Instructions to follow
Take every line from the material that has the word "solar" in it.

********

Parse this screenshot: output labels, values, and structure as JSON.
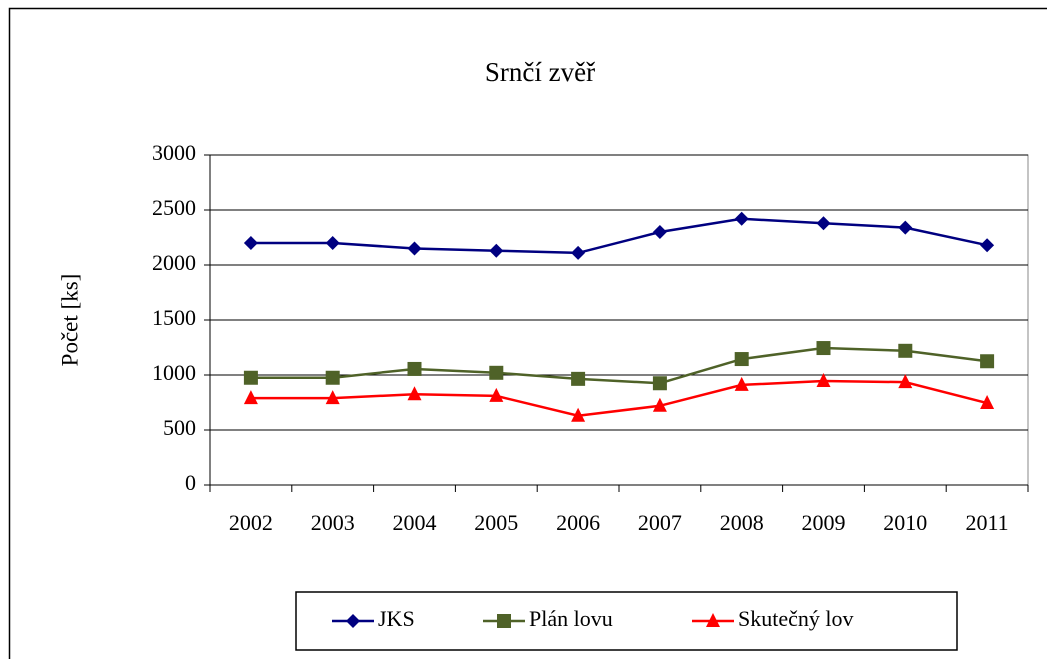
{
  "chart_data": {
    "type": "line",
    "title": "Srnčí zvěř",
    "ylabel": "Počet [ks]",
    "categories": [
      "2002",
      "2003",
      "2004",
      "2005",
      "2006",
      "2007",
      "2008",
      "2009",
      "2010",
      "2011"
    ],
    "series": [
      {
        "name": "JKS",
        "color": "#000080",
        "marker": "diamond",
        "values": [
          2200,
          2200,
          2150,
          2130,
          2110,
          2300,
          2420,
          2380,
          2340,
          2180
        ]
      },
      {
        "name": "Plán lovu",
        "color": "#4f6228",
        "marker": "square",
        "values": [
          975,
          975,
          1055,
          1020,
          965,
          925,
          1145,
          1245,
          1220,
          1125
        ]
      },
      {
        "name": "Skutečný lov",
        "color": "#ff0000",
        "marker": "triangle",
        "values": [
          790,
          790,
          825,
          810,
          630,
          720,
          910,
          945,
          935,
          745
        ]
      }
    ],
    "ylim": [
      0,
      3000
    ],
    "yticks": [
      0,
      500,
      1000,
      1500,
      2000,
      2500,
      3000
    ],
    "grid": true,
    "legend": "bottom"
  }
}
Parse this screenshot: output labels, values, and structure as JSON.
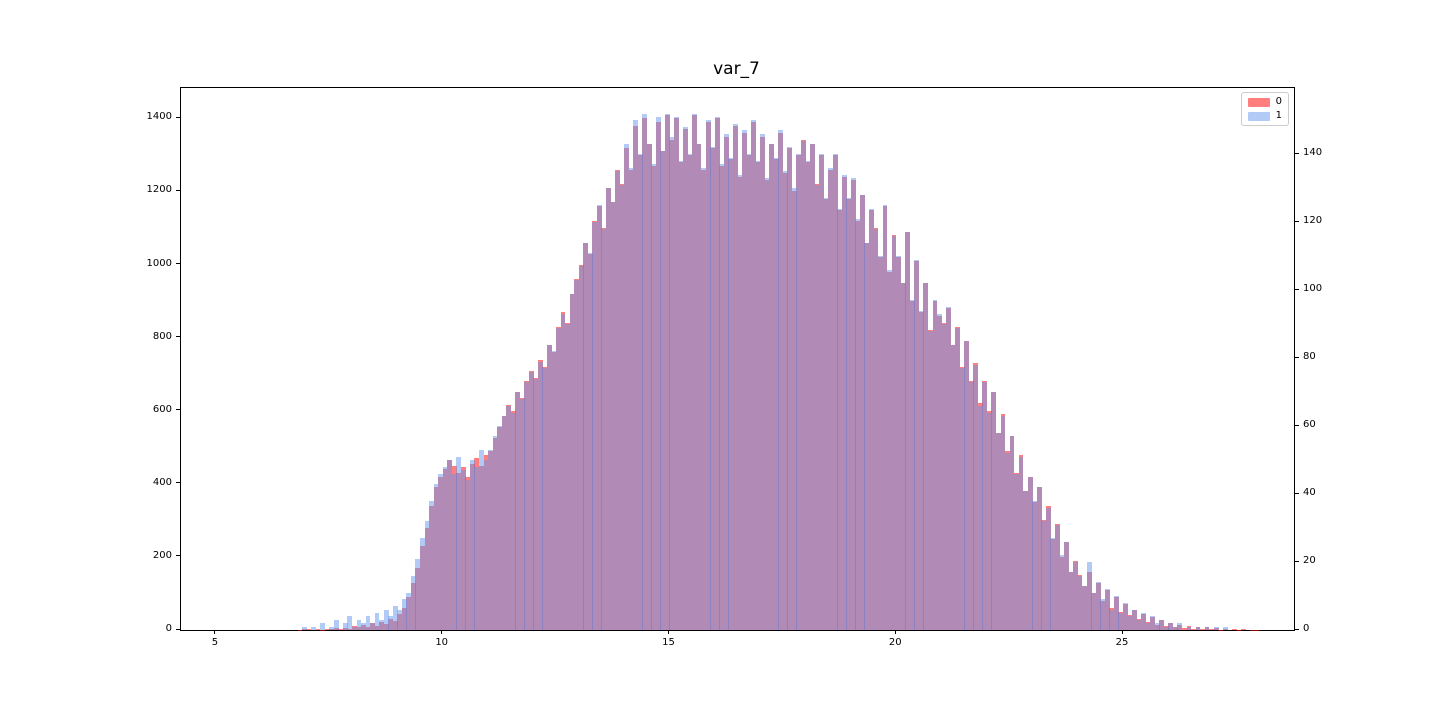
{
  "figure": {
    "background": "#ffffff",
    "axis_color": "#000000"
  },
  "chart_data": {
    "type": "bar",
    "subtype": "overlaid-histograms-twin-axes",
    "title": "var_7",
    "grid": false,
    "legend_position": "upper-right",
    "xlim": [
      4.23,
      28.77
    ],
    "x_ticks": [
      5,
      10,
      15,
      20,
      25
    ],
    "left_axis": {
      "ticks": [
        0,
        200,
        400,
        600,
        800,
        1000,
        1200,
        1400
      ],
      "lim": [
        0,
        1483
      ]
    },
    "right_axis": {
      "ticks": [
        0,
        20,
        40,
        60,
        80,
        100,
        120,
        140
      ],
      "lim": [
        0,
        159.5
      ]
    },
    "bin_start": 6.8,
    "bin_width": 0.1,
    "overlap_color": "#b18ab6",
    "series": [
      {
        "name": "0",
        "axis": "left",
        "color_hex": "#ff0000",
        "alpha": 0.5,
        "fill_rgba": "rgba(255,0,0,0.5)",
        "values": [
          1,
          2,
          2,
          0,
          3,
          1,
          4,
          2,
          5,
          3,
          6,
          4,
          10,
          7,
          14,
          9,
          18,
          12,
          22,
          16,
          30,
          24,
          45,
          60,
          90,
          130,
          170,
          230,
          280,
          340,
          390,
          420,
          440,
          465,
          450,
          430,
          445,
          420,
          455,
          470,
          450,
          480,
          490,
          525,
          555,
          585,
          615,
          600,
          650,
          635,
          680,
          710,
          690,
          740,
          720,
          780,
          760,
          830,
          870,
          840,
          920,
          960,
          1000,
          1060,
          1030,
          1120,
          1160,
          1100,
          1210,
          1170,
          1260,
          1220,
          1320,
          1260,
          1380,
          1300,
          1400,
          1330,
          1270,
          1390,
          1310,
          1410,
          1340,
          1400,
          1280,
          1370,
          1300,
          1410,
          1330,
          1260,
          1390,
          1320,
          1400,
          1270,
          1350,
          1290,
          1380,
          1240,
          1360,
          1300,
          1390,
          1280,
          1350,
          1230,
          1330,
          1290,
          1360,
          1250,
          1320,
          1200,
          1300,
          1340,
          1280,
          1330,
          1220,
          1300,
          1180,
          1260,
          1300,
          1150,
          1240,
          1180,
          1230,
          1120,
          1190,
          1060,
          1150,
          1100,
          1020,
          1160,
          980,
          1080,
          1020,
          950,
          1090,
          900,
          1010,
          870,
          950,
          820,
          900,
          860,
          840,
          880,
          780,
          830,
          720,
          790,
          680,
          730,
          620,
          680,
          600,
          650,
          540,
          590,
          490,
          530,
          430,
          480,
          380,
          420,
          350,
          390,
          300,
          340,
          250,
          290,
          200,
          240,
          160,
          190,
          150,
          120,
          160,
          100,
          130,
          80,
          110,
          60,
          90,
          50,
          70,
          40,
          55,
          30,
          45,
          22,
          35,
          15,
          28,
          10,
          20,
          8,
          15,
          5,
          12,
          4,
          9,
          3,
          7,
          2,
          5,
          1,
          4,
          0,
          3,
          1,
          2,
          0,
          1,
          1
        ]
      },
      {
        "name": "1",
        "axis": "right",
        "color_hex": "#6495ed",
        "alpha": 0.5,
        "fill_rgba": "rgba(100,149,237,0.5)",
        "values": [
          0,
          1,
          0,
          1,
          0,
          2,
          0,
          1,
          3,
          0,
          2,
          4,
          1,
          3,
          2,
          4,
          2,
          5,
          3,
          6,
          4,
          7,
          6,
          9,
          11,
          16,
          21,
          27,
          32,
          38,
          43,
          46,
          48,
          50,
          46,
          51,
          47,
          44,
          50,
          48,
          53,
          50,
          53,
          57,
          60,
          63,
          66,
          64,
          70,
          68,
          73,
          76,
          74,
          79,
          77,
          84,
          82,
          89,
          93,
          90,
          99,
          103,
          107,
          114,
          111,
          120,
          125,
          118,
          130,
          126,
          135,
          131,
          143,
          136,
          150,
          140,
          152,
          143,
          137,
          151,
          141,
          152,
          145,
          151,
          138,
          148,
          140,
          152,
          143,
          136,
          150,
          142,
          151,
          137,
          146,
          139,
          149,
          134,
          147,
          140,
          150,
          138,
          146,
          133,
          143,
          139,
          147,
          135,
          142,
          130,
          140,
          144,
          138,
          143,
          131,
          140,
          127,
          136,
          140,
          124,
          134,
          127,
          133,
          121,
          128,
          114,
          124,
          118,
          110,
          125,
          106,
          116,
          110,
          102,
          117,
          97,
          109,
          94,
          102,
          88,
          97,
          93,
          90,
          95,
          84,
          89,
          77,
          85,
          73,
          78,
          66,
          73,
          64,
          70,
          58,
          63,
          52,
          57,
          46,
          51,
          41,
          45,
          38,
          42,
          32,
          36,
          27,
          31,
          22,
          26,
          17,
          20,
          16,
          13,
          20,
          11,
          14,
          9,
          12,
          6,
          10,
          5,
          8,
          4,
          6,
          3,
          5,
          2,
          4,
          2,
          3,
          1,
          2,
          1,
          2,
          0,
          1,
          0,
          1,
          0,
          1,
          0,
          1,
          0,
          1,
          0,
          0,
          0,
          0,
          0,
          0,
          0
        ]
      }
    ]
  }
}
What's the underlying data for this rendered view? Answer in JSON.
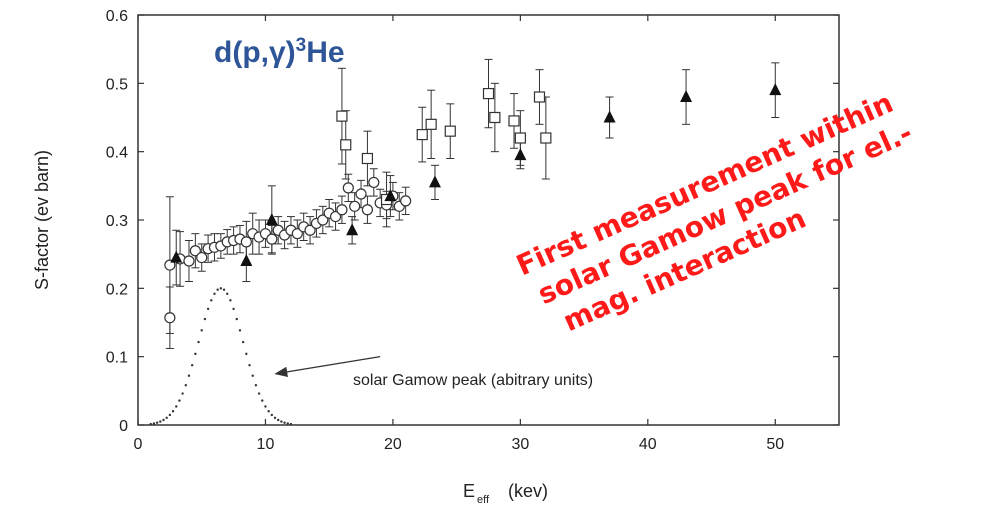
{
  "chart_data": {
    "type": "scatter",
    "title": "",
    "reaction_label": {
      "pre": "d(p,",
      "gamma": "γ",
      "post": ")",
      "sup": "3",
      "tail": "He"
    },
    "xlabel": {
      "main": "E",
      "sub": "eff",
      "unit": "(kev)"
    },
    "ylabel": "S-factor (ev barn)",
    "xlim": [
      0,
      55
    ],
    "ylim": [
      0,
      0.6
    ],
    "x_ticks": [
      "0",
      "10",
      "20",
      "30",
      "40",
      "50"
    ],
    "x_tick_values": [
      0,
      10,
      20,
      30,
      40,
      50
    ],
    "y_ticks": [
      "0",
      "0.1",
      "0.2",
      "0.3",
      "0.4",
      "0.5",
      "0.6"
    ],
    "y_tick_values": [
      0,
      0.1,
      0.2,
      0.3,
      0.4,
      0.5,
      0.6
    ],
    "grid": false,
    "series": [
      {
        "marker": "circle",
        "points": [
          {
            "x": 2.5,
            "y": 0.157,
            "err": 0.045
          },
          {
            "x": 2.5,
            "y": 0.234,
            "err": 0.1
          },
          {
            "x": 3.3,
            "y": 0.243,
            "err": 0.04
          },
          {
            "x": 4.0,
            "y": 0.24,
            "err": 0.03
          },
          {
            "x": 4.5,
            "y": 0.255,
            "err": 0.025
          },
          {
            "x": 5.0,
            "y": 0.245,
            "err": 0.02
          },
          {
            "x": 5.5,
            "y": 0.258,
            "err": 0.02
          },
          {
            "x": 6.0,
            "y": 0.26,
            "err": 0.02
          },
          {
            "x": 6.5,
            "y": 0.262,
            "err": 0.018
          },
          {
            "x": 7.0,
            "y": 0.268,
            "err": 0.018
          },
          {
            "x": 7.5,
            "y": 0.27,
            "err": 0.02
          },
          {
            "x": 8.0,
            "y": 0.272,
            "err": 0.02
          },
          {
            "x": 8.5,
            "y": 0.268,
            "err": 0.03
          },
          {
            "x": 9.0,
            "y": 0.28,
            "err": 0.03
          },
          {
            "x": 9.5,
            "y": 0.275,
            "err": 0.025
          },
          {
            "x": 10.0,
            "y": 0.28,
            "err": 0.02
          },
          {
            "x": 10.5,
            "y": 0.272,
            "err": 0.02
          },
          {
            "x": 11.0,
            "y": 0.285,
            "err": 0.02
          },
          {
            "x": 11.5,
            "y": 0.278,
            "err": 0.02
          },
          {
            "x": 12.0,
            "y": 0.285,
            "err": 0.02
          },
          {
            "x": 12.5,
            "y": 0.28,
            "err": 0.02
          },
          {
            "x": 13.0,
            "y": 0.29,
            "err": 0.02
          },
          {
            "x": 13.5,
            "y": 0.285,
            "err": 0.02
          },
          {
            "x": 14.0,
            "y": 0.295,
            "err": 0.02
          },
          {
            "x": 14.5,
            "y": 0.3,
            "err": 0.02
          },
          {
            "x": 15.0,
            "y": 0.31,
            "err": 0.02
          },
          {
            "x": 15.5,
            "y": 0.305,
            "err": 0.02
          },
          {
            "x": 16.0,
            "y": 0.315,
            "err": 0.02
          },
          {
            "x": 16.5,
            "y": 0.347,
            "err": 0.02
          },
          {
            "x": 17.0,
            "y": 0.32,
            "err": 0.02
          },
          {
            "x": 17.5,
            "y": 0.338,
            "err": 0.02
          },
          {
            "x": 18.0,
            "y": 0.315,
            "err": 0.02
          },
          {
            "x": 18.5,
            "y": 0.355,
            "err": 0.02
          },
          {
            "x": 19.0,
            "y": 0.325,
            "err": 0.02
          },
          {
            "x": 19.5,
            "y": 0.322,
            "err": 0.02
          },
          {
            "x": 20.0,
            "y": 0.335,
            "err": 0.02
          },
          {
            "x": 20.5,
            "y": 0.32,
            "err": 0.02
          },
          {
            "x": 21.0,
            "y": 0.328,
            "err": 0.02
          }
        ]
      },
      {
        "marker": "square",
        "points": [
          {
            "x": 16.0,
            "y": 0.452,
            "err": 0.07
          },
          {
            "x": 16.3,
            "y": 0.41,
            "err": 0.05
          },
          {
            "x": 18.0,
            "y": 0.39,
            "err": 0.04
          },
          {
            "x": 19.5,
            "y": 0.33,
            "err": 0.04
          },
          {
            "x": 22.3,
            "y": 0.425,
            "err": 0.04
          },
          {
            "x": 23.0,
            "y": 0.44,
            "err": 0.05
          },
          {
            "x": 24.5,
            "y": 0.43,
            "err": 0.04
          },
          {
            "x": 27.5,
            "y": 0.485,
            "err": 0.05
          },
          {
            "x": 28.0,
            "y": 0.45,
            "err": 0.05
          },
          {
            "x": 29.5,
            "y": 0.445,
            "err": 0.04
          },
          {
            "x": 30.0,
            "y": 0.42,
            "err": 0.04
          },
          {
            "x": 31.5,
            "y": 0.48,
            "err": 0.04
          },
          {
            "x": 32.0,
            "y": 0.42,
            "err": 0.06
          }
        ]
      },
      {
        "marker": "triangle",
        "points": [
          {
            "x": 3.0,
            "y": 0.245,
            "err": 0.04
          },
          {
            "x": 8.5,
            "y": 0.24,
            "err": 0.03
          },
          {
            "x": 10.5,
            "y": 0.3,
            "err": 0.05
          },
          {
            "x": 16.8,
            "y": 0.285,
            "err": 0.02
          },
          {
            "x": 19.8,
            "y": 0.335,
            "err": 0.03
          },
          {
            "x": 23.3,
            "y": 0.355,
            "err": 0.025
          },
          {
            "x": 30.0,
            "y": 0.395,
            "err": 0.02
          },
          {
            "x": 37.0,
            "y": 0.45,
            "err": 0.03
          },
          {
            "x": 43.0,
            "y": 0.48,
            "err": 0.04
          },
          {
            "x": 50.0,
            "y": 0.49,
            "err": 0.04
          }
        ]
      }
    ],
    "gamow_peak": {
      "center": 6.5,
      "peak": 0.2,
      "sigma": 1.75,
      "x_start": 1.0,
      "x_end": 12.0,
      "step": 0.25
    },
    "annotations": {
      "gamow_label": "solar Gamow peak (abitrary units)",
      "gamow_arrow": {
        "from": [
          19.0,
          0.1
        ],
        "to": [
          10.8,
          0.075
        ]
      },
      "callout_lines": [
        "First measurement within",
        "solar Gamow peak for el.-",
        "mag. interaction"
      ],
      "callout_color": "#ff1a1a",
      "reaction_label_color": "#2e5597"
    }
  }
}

********

Task output
      "gamow_label": "solar Gamow peak (abitrary units)",
        "solar Gamow peak for el.-",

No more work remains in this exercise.